## SET PROBLEM
Make an exact copy of the records, with the images left out.

┌─ RAW DATA

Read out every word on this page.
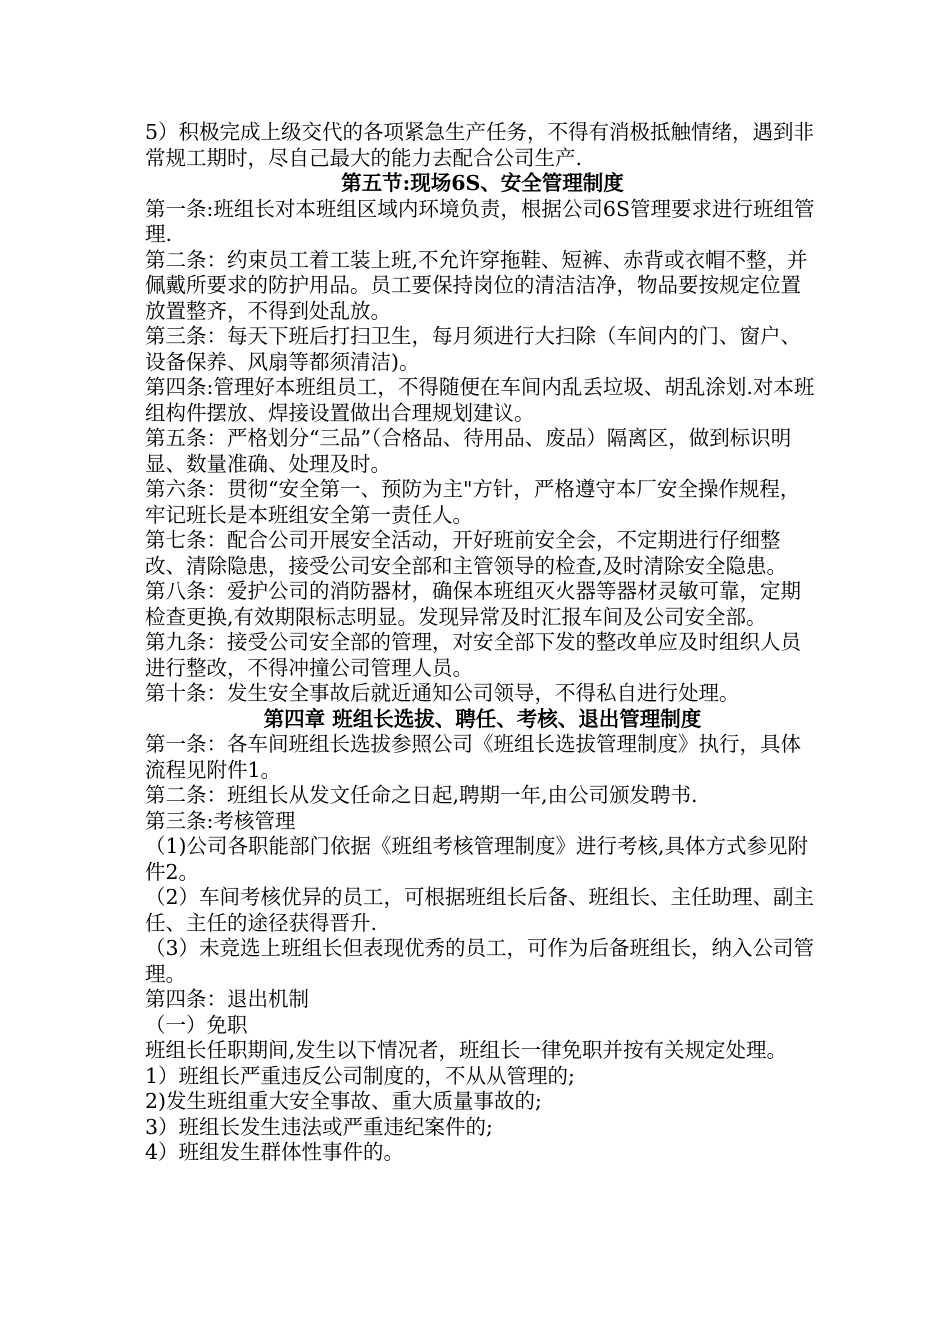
5）积极完成上级交代的各项紧急生产任务，不得有消极抵触情绪，遇到非常规工期时，尽自己最大的能力去配合公司生产.

第五节:现场6S、安全管理制度

第一条:班组长对本班组区域内环境负责，根据公司6S管理要求进行班组管理.

第二条：约束员工着工装上班,不允许穿拖鞋、短裤、赤背或衣帽不整，并佩戴所要求的防护用品。员工要保持岗位的清洁洁净，物品要按规定位置放置整齐，不得到处乱放。

第三条：每天下班后打扫卫生，每月须进行大扫除（车间内的门、窗户、设备保养、风扇等都须清洁)。

第四条:管理好本班组员工，不得随便在车间内乱丢垃圾、胡乱涂划.对本班组构件摆放、焊接设置做出合理规划建议。

第五条：严格划分“三品”（合格品、待用品、废品）隔离区，做到标识明显、数量准确、处理及时。

第六条：贯彻“安全第一、预防为主"方针，严格遵守本厂安全操作规程，牢记班长是本班组安全第一责任人。

第七条：配合公司开展安全活动，开好班前安全会，不定期进行仔细整改、清除隐患，接受公司安全部和主管领导的检查,及时清除安全隐患。

第八条：爱护公司的消防器材，确保本班组灭火器等器材灵敏可靠，定期检查更换,有效期限标志明显。发现异常及时汇报车间及公司安全部。

第九条：接受公司安全部的管理，对安全部下发的整改单应及时组织人员进行整改，不得冲撞公司管理人员。

第十条：发生安全事故后就近通知公司领导，不得私自进行处理。

第四章 班组长选拔、聘任、考核、退出管理制度

第一条：各车间班组长选拔参照公司《班组长选拔管理制度》执行，具体流程见附件1。

第二条：班组长从发文任命之日起,聘期一年,由公司颁发聘书.

第三条:考核管理

（1)公司各职能部门依据《班组考核管理制度》进行考核,具体方式参见附件2。

（2）车间考核优异的员工，可根据班组长后备、班组长、主任助理、副主任、主任的途径获得晋升.

（3）未竞选上班组长但表现优秀的员工，可作为后备班组长，纳入公司管理。

第四条：退出机制

（一）免职

班组长任职期间,发生以下情况者，班组长一律免职并按有关规定处理。

1）班组长严重违反公司制度的，不从从管理的;

2)发生班组重大安全事故、重大质量事故的;

3）班组长发生违法或严重违纪案件的;

4）班组发生群体性事件的。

└─

## WORKED SOLUTION
Read out every word on this page.
5）积极完成上级交代的各项紧急生产任务，不得有消极抵触情绪，遇到非常规工期时，尽自己最大的能力去配合公司生产.

第五节:现场6S、安全管理制度

第一条:班组长对本班组区域内环境负责，根据公司6S管理要求进行班组管理.

第二条：约束员工着工装上班,不允许穿拖鞋、短裤、赤背或衣帽不整，并佩戴所要求的防护用品。员工要保持岗位的清洁洁净，物品要按规定位置放置整齐，不得到处乱放。

第三条：每天下班后打扫卫生，每月须进行大扫除（车间内的门、窗户、设备保养、风扇等都须清洁)。

第四条:管理好本班组员工，不得随便在车间内乱丢垃圾、胡乱涂划.对本班组构件摆放、焊接设置做出合理规划建议。

第五条：严格划分“三品”（合格品、待用品、废品）隔离区，做到标识明显、数量准确、处理及时。

第六条：贯彻“安全第一、预防为主"方针，严格遵守本厂安全操作规程，牢记班长是本班组安全第一责任人。

第七条：配合公司开展安全活动，开好班前安全会，不定期进行仔细整改、清除隐患，接受公司安全部和主管领导的检查,及时清除安全隐患。

第八条：爱护公司的消防器材，确保本班组灭火器等器材灵敏可靠，定期检查更换,有效期限标志明显。发现异常及时汇报车间及公司安全部。

第九条：接受公司安全部的管理，对安全部下发的整改单应及时组织人员进行整改，不得冲撞公司管理人员。

第十条：发生安全事故后就近通知公司领导，不得私自进行处理。

第四章 班组长选拔、聘任、考核、退出管理制度

第一条：各车间班组长选拔参照公司《班组长选拔管理制度》执行，具体流程见附件1。

第二条：班组长从发文任命之日起,聘期一年,由公司颁发聘书.

第三条:考核管理

（1)公司各职能部门依据《班组考核管理制度》进行考核,具体方式参见附件2。

（2）车间考核优异的员工，可根据班组长后备、班组长、主任助理、副主任、主任的途径获得晋升.

（3）未竞选上班组长但表现优秀的员工，可作为后备班组长，纳入公司管理。

第四条：退出机制

（一）免职

班组长任职期间,发生以下情况者，班组长一律免职并按有关规定处理。

1）班组长严重违反公司制度的，不从从管理的;

2)发生班组重大安全事故、重大质量事故的;

3）班组长发生违法或严重违纪案件的;

4）班组发生群体性事件的。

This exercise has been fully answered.